▶ _RECORDS FOR THIS TASK_:
/---

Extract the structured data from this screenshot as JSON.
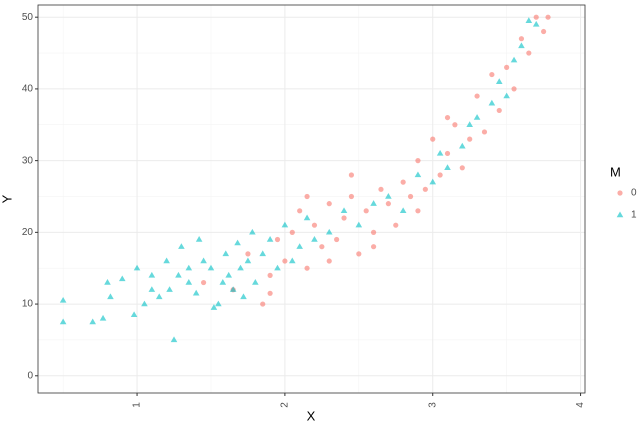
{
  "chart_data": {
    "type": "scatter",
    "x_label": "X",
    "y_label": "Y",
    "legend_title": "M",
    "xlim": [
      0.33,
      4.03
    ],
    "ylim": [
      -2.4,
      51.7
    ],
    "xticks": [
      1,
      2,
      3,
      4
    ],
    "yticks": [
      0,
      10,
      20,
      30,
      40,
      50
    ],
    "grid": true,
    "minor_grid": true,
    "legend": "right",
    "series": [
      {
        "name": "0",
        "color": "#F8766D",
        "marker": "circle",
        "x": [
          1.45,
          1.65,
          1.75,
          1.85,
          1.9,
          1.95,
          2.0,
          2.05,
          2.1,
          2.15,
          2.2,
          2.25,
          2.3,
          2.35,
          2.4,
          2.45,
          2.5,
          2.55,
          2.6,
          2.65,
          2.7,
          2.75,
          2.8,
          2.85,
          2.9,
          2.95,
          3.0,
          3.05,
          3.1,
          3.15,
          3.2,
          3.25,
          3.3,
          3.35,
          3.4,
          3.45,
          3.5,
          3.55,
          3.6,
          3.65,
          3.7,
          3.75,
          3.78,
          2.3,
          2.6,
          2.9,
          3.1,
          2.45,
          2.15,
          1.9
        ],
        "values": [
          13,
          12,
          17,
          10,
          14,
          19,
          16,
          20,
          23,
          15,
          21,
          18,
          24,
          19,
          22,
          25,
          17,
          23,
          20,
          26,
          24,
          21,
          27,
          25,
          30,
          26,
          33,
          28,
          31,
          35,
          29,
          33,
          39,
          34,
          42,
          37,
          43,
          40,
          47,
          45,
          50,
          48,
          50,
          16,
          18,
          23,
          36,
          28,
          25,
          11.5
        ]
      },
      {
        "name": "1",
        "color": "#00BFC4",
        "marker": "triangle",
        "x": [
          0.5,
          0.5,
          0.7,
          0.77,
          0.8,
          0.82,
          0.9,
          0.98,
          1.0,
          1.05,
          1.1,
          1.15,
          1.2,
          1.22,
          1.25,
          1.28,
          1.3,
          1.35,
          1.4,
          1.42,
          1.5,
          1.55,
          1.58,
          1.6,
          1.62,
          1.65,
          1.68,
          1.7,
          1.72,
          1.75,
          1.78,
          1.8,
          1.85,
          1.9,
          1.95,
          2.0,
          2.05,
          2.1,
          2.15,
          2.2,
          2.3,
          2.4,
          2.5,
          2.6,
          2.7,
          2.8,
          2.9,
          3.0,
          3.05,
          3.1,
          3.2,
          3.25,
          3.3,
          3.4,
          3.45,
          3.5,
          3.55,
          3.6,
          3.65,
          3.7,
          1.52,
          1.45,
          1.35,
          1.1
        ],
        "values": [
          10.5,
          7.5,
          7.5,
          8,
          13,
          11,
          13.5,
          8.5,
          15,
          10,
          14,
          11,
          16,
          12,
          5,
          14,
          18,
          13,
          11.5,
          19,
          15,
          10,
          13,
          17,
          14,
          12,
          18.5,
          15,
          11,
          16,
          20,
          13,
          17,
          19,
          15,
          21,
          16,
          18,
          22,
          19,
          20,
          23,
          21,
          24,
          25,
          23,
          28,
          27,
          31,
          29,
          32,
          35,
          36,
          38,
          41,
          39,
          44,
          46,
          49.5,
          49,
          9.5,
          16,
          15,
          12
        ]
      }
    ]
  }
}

\---

▶ _PROBLEM REQUIREMENTS_: Excluding the pictures, reproduce every entry exactly as given.

▶ _FINAL RESULT_:
Extract the structured data from this screenshot as JSON.
{
  "chart_data": {
    "type": "scatter",
    "x_label": "X",
    "y_label": "Y",
    "legend_title": "M",
    "xlim": [
      0.33,
      4.03
    ],
    "ylim": [
      -2.4,
      51.7
    ],
    "xticks": [
      1,
      2,
      3,
      4
    ],
    "yticks": [
      0,
      10,
      20,
      30,
      40,
      50
    ],
    "grid": true,
    "minor_grid": true,
    "legend": "right",
    "series": [
      {
        "name": "0",
        "color": "#F8766D",
        "marker": "circle",
        "x": [
          1.45,
          1.65,
          1.75,
          1.85,
          1.9,
          1.95,
          2.0,
          2.05,
          2.1,
          2.15,
          2.2,
          2.25,
          2.3,
          2.35,
          2.4,
          2.45,
          2.5,
          2.55,
          2.6,
          2.65,
          2.7,
          2.75,
          2.8,
          2.85,
          2.9,
          2.95,
          3.0,
          3.05,
          3.1,
          3.15,
          3.2,
          3.25,
          3.3,
          3.35,
          3.4,
          3.45,
          3.5,
          3.55,
          3.6,
          3.65,
          3.7,
          3.75,
          3.78,
          2.3,
          2.6,
          2.9,
          3.1,
          2.45,
          2.15,
          1.9
        ],
        "values": [
          13,
          12,
          17,
          10,
          14,
          19,
          16,
          20,
          23,
          15,
          21,
          18,
          24,
          19,
          22,
          25,
          17,
          23,
          20,
          26,
          24,
          21,
          27,
          25,
          30,
          26,
          33,
          28,
          31,
          35,
          29,
          33,
          39,
          34,
          42,
          37,
          43,
          40,
          47,
          45,
          50,
          48,
          50,
          16,
          18,
          23,
          36,
          28,
          25,
          11.5
        ]
      },
      {
        "name": "1",
        "color": "#00BFC4",
        "marker": "triangle",
        "x": [
          0.5,
          0.5,
          0.7,
          0.77,
          0.8,
          0.82,
          0.9,
          0.98,
          1.0,
          1.05,
          1.1,
          1.15,
          1.2,
          1.22,
          1.25,
          1.28,
          1.3,
          1.35,
          1.4,
          1.42,
          1.5,
          1.55,
          1.58,
          1.6,
          1.62,
          1.65,
          1.68,
          1.7,
          1.72,
          1.75,
          1.78,
          1.8,
          1.85,
          1.9,
          1.95,
          2.0,
          2.05,
          2.1,
          2.15,
          2.2,
          2.3,
          2.4,
          2.5,
          2.6,
          2.7,
          2.8,
          2.9,
          3.0,
          3.05,
          3.1,
          3.2,
          3.25,
          3.3,
          3.4,
          3.45,
          3.5,
          3.55,
          3.6,
          3.65,
          3.7,
          1.52,
          1.45,
          1.35,
          1.1
        ],
        "values": [
          10.5,
          7.5,
          7.5,
          8,
          13,
          11,
          13.5,
          8.5,
          15,
          10,
          14,
          11,
          16,
          12,
          5,
          14,
          18,
          13,
          11.5,
          19,
          15,
          10,
          13,
          17,
          14,
          12,
          18.5,
          15,
          11,
          16,
          20,
          13,
          17,
          19,
          15,
          21,
          16,
          18,
          22,
          19,
          20,
          23,
          21,
          24,
          25,
          23,
          28,
          27,
          31,
          29,
          32,
          35,
          36,
          38,
          41,
          39,
          44,
          46,
          49.5,
          49,
          9.5,
          16,
          15,
          12
        ]
      }
    ]
  }
}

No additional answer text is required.